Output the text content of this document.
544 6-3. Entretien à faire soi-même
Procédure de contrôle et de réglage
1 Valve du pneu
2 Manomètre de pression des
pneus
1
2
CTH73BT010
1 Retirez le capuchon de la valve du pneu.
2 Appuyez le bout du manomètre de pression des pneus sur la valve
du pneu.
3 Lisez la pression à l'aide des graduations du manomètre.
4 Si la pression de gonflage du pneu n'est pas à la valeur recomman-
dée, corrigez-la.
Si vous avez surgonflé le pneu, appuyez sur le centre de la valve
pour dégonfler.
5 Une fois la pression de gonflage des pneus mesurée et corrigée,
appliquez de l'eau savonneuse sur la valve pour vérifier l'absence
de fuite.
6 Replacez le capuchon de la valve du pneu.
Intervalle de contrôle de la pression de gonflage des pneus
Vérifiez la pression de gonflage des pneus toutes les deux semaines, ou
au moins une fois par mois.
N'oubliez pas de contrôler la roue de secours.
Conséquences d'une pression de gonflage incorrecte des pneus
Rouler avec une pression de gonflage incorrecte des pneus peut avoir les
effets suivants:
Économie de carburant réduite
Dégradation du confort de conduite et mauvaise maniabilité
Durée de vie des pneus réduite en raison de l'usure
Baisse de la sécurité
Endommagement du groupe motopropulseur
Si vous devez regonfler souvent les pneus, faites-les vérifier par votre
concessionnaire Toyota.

—————

PROBLEM: Return the entries above exactly as they appear.

SOLUTION BELOW:
Output the text content of this document.
544 6-3. Entretien à faire soi-même
Procédure de contrôle et de réglage
1 Valve du pneu
2 Manomètre de pression des
pneus
1
2
CTH73BT010
1 Retirez le capuchon de la valve du pneu.
2 Appuyez le bout du manomètre de pression des pneus sur la valve
du pneu.
3 Lisez la pression à l'aide des graduations du manomètre.
4 Si la pression de gonflage du pneu n'est pas à la valeur recomman-
dée, corrigez-la.
Si vous avez surgonflé le pneu, appuyez sur le centre de la valve
pour dégonfler.
5 Une fois la pression de gonflage des pneus mesurée et corrigée,
appliquez de l'eau savonneuse sur la valve pour vérifier l'absence
de fuite.
6 Replacez le capuchon de la valve du pneu.
Intervalle de contrôle de la pression de gonflage des pneus
Vérifiez la pression de gonflage des pneus toutes les deux semaines, ou
au moins une fois par mois.
N'oubliez pas de contrôler la roue de secours.
Conséquences d'une pression de gonflage incorrecte des pneus
Rouler avec une pression de gonflage incorrecte des pneus peut avoir les
effets suivants:
Économie de carburant réduite
Dégradation du confort de conduite et mauvaise maniabilité
Durée de vie des pneus réduite en raison de l'usure
Baisse de la sécurité
Endommagement du groupe motopropulseur
Si vous devez regonfler souvent les pneus, faites-les vérifier par votre
concessionnaire Toyota.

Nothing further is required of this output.